→ **Given problem**: List each line holding the string "chevron".

:: Entries supplied ::

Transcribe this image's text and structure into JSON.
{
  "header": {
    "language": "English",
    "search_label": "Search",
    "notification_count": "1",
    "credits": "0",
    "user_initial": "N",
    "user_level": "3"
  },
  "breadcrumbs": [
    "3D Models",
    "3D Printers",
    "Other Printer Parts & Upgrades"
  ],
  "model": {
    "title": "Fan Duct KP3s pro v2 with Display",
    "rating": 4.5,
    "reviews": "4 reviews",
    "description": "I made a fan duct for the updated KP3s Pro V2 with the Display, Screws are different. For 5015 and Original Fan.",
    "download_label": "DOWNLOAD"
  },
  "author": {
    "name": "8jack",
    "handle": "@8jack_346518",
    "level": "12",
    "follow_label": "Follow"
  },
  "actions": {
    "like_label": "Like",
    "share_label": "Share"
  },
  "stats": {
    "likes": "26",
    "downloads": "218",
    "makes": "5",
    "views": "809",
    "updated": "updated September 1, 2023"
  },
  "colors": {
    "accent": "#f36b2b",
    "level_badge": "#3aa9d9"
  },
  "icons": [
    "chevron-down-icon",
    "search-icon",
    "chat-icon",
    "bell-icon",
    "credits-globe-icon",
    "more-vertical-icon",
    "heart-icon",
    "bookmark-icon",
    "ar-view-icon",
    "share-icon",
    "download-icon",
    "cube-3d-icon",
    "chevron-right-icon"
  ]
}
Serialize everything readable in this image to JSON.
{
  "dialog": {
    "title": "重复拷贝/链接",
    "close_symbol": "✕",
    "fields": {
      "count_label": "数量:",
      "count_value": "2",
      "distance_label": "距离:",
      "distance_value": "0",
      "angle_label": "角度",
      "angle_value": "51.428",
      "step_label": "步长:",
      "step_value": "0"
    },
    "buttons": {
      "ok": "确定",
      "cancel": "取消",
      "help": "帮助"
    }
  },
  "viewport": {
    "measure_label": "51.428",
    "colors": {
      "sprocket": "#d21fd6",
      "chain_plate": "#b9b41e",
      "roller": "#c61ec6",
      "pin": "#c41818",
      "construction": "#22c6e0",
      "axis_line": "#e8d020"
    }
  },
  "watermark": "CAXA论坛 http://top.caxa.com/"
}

:::

→ **Task response**:
    "chevron-down-icon",
    "chevron-right-icon"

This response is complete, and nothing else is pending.